== Problem to solve ==
Collect each line containing "graph".

== Task input ==
** Start **

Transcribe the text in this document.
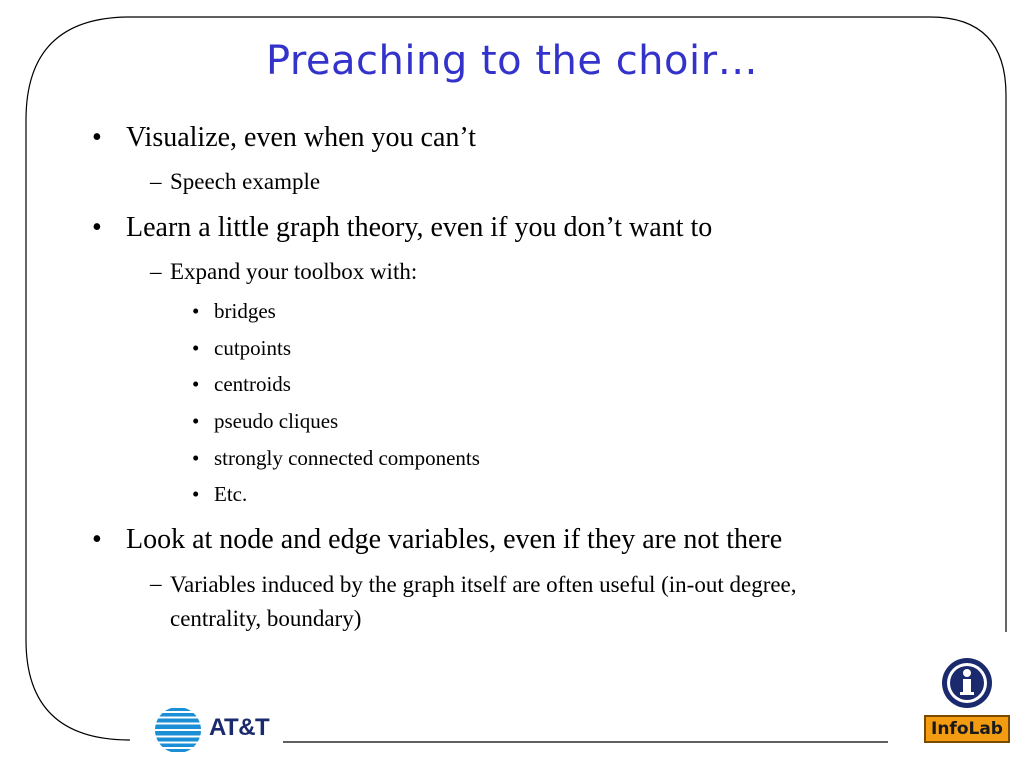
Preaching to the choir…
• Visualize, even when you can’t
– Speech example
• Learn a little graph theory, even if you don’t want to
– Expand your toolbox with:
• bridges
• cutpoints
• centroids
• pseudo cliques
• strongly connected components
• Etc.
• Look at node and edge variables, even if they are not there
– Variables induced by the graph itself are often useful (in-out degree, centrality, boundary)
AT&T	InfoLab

** End **

== Written solution ==
• Learn a little graph theory, even if you don’t want to
– Variables induced by the graph itself are often useful (in-out degree, centrality, boundary)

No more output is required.